• Work to complete:
Copy out all lines that carry the word "little".

• Data extract:
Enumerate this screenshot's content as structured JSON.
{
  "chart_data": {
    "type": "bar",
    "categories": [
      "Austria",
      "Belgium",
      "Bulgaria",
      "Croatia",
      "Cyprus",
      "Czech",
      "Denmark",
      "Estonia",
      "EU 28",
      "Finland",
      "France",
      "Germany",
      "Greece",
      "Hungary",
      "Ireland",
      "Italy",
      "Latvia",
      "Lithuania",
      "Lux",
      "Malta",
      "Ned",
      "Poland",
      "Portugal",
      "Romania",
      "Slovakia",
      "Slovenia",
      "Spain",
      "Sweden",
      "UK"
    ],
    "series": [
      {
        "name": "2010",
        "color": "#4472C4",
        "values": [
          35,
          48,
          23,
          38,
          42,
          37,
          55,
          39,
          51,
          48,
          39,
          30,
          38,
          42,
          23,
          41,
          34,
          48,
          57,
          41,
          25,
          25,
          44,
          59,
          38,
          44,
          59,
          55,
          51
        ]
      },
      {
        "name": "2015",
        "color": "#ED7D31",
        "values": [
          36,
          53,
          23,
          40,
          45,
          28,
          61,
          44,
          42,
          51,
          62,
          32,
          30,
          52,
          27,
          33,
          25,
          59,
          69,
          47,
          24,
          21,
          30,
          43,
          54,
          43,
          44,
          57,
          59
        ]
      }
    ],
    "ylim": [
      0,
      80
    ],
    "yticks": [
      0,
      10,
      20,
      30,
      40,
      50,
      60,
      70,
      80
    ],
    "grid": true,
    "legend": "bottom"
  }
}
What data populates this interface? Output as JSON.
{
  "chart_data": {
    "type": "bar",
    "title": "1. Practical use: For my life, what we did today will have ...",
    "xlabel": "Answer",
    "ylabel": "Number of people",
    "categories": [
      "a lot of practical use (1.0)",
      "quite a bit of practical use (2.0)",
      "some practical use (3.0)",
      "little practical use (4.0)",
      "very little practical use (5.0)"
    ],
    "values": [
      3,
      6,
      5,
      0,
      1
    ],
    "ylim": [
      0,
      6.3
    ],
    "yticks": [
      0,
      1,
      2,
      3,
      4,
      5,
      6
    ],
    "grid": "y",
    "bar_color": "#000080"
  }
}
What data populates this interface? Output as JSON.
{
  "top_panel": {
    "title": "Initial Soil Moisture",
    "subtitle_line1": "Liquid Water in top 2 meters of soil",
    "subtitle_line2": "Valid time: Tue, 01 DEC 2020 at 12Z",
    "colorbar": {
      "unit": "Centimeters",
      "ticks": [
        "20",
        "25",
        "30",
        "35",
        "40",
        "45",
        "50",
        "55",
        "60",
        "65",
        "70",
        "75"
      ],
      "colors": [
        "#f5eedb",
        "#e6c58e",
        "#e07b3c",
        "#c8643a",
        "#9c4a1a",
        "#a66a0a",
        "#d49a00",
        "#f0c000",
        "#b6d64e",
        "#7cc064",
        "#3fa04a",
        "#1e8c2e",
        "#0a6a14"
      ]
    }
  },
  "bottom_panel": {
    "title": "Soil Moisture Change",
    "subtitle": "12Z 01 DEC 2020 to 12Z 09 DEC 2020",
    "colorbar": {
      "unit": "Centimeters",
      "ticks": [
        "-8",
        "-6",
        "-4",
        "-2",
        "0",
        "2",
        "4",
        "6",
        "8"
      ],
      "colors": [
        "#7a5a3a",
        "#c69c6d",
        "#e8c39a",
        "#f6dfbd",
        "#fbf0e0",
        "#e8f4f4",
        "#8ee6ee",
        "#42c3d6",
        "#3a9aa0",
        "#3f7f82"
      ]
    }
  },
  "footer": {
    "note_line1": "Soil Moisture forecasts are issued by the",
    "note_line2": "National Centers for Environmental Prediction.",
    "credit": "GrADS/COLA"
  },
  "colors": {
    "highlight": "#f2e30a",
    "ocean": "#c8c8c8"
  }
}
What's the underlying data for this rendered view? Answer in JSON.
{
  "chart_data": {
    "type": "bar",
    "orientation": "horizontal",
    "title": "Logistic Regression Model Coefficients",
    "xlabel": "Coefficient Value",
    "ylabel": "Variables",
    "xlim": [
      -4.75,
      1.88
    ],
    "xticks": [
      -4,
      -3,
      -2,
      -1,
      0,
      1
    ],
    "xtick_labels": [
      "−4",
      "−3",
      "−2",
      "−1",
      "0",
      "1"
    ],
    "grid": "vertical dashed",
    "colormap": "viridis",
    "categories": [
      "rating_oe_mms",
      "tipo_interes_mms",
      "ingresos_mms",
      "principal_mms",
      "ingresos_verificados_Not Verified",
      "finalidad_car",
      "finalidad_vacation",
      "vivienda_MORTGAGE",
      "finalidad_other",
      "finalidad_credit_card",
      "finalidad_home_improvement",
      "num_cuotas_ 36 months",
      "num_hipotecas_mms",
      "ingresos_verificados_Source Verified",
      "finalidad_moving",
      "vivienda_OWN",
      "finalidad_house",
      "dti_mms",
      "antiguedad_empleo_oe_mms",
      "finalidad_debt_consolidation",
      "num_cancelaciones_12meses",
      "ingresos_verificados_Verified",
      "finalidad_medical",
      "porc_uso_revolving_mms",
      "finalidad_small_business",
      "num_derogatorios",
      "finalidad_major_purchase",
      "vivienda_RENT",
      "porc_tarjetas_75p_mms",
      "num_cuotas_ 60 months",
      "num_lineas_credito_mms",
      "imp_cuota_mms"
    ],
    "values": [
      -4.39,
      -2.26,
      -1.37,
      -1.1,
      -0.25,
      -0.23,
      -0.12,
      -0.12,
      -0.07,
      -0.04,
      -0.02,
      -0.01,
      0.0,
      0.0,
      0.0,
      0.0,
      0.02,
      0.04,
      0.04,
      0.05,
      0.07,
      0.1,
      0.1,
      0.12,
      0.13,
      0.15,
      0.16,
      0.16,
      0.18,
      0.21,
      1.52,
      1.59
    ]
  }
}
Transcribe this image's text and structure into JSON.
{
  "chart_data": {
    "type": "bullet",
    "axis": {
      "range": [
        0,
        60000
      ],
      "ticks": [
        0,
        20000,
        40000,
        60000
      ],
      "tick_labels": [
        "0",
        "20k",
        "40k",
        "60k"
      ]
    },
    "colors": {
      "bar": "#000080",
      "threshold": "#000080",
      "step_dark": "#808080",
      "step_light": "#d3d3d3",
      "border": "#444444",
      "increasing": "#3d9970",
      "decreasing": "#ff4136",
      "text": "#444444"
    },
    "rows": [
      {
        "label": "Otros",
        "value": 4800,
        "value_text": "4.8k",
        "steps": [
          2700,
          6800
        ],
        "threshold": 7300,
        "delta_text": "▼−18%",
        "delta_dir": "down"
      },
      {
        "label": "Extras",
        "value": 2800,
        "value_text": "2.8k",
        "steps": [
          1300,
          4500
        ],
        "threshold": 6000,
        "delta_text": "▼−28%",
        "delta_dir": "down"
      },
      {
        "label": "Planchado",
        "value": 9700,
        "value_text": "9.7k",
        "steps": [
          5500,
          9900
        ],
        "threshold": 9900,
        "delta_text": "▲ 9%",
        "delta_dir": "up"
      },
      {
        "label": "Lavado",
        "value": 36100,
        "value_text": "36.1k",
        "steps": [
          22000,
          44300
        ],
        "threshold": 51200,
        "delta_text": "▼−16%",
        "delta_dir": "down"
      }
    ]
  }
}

• Written solution:
      "little practical use (4.0)",
      "very little practical use (5.0)"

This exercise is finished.